▸ EXERCISE DIRECTIONS
Look through the material below. Copy every line with the string "views" in it.

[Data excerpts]
********************

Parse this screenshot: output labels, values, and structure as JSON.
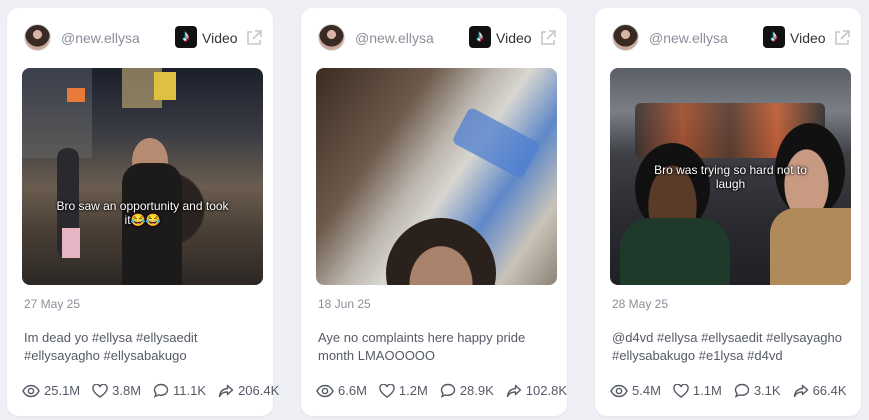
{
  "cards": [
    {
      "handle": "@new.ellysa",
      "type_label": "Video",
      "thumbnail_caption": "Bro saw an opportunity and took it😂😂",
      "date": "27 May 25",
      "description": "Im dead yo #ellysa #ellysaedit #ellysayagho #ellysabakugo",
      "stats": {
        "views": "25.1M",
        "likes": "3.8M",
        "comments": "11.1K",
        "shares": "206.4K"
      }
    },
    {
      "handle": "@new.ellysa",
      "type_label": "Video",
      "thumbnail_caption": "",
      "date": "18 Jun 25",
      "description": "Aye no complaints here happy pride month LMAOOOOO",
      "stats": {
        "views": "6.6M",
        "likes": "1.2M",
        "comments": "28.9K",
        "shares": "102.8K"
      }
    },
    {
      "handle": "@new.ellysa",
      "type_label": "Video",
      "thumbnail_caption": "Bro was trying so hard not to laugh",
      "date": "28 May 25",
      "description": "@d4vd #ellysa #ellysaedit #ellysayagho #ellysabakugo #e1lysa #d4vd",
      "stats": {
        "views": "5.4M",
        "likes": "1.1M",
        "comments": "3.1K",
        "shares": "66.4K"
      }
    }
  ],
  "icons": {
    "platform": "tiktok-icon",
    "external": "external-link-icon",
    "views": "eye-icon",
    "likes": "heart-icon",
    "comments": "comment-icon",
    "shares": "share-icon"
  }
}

********************

▸ FINISHED TASK
        "views": "25.1M",
        "views": "6.6M",
        "views": "5.4M",
    "views": "eye-icon",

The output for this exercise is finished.